**Exercise brief:** How many lines of the data include the string "page"? State the number and nothing else.

**Input data:**
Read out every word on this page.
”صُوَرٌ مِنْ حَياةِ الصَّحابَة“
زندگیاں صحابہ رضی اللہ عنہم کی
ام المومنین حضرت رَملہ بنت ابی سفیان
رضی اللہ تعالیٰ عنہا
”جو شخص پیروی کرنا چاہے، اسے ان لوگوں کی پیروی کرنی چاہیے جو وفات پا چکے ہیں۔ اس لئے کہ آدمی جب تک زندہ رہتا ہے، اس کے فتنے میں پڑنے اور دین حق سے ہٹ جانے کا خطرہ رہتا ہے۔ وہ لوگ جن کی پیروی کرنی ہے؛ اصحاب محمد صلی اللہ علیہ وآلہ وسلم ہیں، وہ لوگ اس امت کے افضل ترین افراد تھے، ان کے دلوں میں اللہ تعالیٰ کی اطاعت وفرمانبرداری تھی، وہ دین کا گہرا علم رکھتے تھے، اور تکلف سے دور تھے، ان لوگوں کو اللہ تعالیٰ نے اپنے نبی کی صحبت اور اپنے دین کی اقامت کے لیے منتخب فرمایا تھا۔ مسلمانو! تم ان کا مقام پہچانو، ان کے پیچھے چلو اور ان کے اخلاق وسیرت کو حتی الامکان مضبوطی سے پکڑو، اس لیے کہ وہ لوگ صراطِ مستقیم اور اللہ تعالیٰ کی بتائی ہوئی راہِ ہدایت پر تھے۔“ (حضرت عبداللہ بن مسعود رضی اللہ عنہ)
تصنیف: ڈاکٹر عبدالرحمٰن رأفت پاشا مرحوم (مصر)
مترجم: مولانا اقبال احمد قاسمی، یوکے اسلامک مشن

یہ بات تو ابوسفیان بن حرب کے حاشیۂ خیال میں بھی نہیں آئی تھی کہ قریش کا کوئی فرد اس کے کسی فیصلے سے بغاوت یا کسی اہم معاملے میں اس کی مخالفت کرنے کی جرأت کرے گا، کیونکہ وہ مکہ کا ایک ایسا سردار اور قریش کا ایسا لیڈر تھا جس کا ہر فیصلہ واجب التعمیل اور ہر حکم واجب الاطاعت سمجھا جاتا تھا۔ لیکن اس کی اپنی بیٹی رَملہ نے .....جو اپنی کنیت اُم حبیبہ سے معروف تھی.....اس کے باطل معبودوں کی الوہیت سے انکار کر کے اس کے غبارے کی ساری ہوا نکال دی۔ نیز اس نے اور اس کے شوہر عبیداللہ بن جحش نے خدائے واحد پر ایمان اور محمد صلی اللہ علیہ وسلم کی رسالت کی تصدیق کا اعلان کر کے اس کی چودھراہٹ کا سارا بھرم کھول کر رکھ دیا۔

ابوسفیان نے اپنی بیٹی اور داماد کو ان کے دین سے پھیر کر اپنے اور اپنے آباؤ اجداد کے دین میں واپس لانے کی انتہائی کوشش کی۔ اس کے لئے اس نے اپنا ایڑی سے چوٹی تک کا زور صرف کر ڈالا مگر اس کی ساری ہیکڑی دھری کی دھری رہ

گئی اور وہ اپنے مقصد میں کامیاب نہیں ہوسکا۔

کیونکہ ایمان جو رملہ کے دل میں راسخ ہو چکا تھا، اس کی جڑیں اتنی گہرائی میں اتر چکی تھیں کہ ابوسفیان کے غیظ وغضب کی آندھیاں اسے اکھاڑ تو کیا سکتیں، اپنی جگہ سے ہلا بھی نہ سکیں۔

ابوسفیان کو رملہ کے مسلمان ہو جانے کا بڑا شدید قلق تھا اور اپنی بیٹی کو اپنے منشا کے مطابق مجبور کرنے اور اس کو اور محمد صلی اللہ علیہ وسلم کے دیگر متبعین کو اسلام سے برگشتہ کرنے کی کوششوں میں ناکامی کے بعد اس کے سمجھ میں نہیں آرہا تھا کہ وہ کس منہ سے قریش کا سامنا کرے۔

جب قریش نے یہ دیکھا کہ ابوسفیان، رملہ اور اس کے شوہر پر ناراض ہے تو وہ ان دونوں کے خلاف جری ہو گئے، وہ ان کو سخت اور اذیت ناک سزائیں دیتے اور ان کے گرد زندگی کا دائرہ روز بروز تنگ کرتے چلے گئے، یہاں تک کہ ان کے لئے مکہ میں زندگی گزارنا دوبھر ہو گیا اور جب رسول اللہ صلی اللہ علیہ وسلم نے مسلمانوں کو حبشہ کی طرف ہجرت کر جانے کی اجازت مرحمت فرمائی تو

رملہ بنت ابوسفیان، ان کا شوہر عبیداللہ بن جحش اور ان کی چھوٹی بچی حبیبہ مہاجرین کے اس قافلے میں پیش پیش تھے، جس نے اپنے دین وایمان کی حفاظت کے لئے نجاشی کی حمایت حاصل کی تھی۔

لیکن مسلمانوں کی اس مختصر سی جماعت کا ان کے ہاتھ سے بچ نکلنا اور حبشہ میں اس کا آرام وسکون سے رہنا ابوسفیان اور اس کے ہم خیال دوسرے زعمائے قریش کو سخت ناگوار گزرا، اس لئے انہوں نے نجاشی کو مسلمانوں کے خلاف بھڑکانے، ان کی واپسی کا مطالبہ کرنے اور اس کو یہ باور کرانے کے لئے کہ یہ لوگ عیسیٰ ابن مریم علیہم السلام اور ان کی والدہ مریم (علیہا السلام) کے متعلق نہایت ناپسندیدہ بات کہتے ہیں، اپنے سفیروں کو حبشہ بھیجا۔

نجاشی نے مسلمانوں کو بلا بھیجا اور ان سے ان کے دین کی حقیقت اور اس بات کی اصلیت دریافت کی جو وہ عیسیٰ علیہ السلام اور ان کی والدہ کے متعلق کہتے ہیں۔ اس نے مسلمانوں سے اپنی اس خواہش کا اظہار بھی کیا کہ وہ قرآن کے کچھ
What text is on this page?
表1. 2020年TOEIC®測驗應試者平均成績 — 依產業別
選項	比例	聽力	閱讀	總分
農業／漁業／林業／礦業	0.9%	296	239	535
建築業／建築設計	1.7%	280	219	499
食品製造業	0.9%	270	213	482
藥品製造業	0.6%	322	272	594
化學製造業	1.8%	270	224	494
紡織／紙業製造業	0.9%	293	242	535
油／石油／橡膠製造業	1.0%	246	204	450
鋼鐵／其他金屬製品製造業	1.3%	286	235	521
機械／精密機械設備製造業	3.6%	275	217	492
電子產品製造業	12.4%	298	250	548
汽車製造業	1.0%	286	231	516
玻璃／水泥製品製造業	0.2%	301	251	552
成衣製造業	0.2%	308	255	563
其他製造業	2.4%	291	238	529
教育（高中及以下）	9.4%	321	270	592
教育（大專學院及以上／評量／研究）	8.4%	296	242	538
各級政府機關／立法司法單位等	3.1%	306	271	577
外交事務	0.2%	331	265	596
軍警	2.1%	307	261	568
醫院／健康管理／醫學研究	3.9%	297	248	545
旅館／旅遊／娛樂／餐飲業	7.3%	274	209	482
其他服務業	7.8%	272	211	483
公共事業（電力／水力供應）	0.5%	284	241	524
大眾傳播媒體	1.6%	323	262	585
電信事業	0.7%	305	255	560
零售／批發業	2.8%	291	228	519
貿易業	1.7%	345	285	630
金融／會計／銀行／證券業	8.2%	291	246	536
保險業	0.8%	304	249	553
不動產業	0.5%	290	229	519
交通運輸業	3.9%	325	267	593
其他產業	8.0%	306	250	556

**Completed task:** 2